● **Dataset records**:
--- START ---

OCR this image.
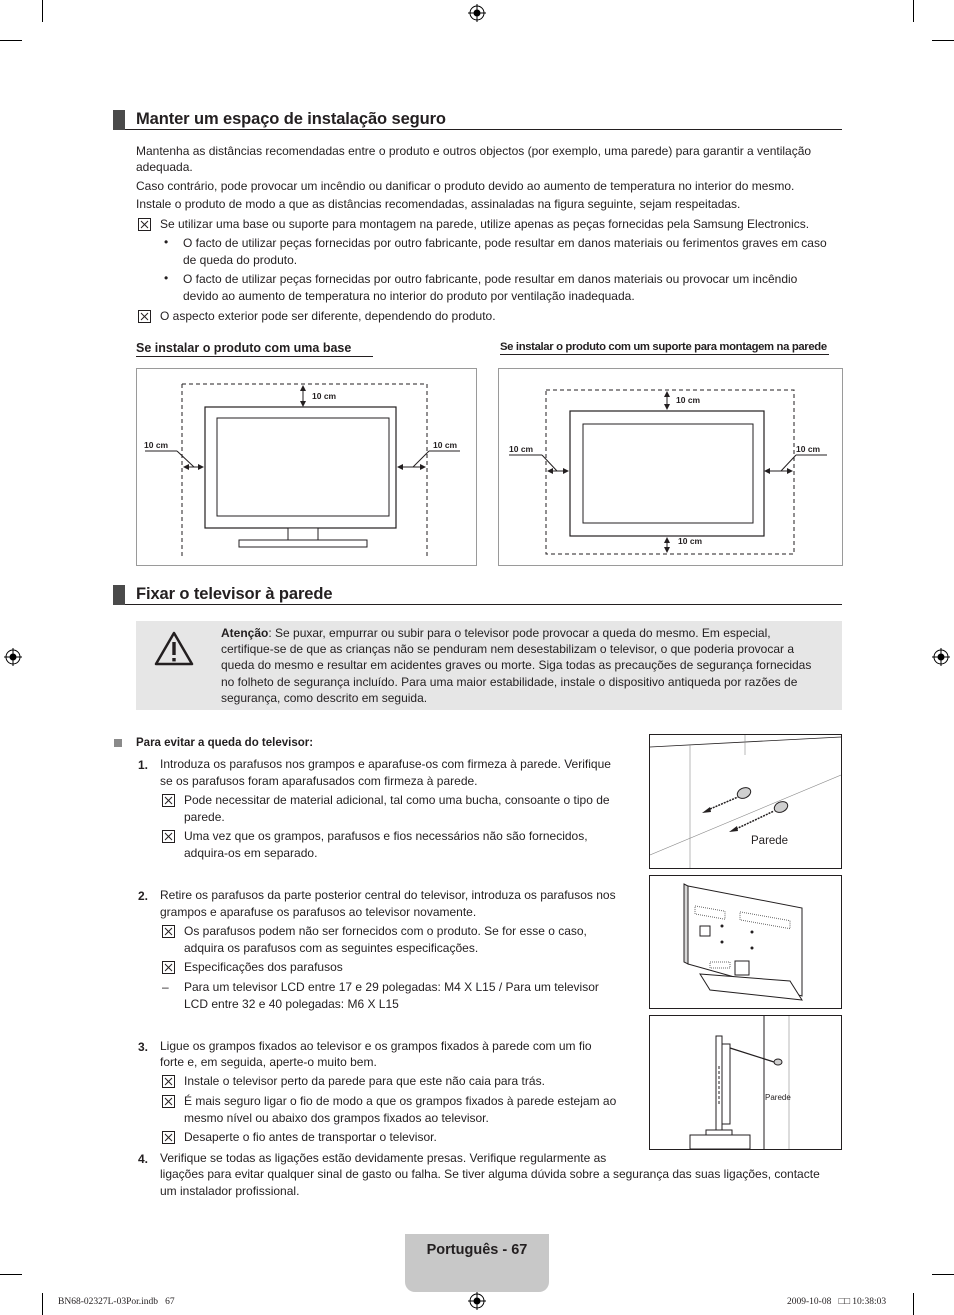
Manter um espaço de instalação seguro
Mantenha as distâncias recomendadas entre o produto e outros objectos (por exemplo, uma parede) para garantir a ventilação
adequada.
Caso contrário, pode provocar um incêndio ou danificar o produto devido ao aumento de temperatura no interior do mesmo.
Instale o produto de modo a que as distâncias recomendadas, assinaladas na figura seguinte, sejam respeitadas.
Se utilizar uma base ou suporte para montagem na parede, utilize apenas as peças fornecidas pela Samsung Electronics.
• O facto de utilizar peças fornecidas por outro fabricante, pode resultar em danos materiais ou ferimentos graves em caso
de queda do produto.
• O facto de utilizar peças fornecidas por outro fabricante, pode resultar em danos materiais ou provocar um incêndio
devido ao aumento de temperatura no interior do produto por ventilação inadequada.
O aspecto exterior pode ser diferente, dependendo do produto.
Se instalar o produto com uma base	Se instalar o produto com um suporte para montagem na parede
10 cm
10 cm	10 cm
10 cm
10 cm	10 cm
10 cm
Fixar o televisor à parede
Atenção: Se puxar, empurrar ou subir para o televisor pode provocar a queda do mesmo. Em especial,
certifique-se de que as crianças não se penduram nem desestabilizam o televisor, o que poderia provocar a
queda do mesmo e resultar em acidentes graves ou morte. Siga todas as precauções de segurança fornecidas
no folheto de segurança incluído. Para uma maior estabilidade, instale o dispositivo antiqueda por razões de
segurança, como descrito em seguida.
Para evitar a queda do televisor:
1. Introduza os parafusos nos grampos e aparafuse-os com firmeza à parede. Verifique
se os parafusos foram aparafusados com firmeza à parede.
Pode necessitar de material adicional, tal como uma bucha, consoante o tipo de
parede.
Uma vez que os grampos, parafusos e fios necessários não são fornecidos,
adquira-os em separado.
2. Retire os parafusos da parte posterior central do televisor, introduza os parafusos nos
grampos e aparafuse os parafusos ao televisor novamente.
Os parafusos podem não ser fornecidos com o produto. Se for esse o caso,
adquira os parafusos com as seguintes especificações.
Especificações dos parafusos
– Para um televisor LCD entre 17 e 29 polegadas: M4 X L15 / Para um televisor
LCD entre 32 e 40 polegadas: M6 X L15
3. Ligue os grampos fixados ao televisor e os grampos fixados à parede com um fio
forte e, em seguida, aperte-o muito bem.
Instale o televisor perto da parede para que este não caia para trás.
É mais seguro ligar o fio de modo a que os grampos fixados à parede estejam ao
mesmo nível ou abaixo dos grampos fixados ao televisor.
Desaperte o fio antes de transportar o televisor.
4. Verifique se todas as ligações estão devidamente presas. Verifique regularmente as
ligações para evitar qualquer sinal de gasto ou falha. Se tiver alguma dúvida sobre a segurança das suas ligações, contacte
um instalador profissional.
Parede
Parede
Português - 67
BN68-02327L-03Por.indb   67	2009-10-08   □□ 10:38:03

--- END ---

All of the lines above should be printed exactly, minus the pictures.

OCR this image.
Manter um espaço de instalação seguro
Mantenha as distâncias recomendadas entre o produto e outros objectos (por exemplo, uma parede) para garantir a ventilação
adequada.
Caso contrário, pode provocar um incêndio ou danificar o produto devido ao aumento de temperatura no interior do mesmo.
Instale o produto de modo a que as distâncias recomendadas, assinaladas na figura seguinte, sejam respeitadas.
Se utilizar uma base ou suporte para montagem na parede, utilize apenas as peças fornecidas pela Samsung Electronics.
• O facto de utilizar peças fornecidas por outro fabricante, pode resultar em danos materiais ou ferimentos graves em caso
de queda do produto.
• O facto de utilizar peças fornecidas por outro fabricante, pode resultar em danos materiais ou provocar um incêndio
devido ao aumento de temperatura no interior do produto por ventilação inadequada.
O aspecto exterior pode ser diferente, dependendo do produto.
Se instalar o produto com uma base	Se instalar o produto com um suporte para montagem na parede
10 cm
10 cm	10 cm
10 cm
10 cm	10 cm
10 cm
Fixar o televisor à parede
Atenção: Se puxar, empurrar ou subir para o televisor pode provocar a queda do mesmo. Em especial,
certifique-se de que as crianças não se penduram nem desestabilizam o televisor, o que poderia provocar a
queda do mesmo e resultar em acidentes graves ou morte. Siga todas as precauções de segurança fornecidas
no folheto de segurança incluído. Para uma maior estabilidade, instale o dispositivo antiqueda por razões de
segurança, como descrito em seguida.
Para evitar a queda do televisor:
1. Introduza os parafusos nos grampos e aparafuse-os com firmeza à parede. Verifique
se os parafusos foram aparafusados com firmeza à parede.
Pode necessitar de material adicional, tal como uma bucha, consoante o tipo de
parede.
Uma vez que os grampos, parafusos e fios necessários não são fornecidos,
adquira-os em separado.
2. Retire os parafusos da parte posterior central do televisor, introduza os parafusos nos
grampos e aparafuse os parafusos ao televisor novamente.
Os parafusos podem não ser fornecidos com o produto. Se for esse o caso,
adquira os parafusos com as seguintes especificações.
Especificações dos parafusos
– Para um televisor LCD entre 17 e 29 polegadas: M4 X L15 / Para um televisor
LCD entre 32 e 40 polegadas: M6 X L15
3. Ligue os grampos fixados ao televisor e os grampos fixados à parede com um fio
forte e, em seguida, aperte-o muito bem.
Instale o televisor perto da parede para que este não caia para trás.
É mais seguro ligar o fio de modo a que os grampos fixados à parede estejam ao
mesmo nível ou abaixo dos grampos fixados ao televisor.
Desaperte o fio antes de transportar o televisor.
4. Verifique se todas as ligações estão devidamente presas. Verifique regularmente as
ligações para evitar qualquer sinal de gasto ou falha. Se tiver alguma dúvida sobre a segurança das suas ligações, contacte
um instalador profissional.
Parede
Parede
Português - 67
BN68-02327L-03Por.indb   67	2009-10-08   □□ 10:38:03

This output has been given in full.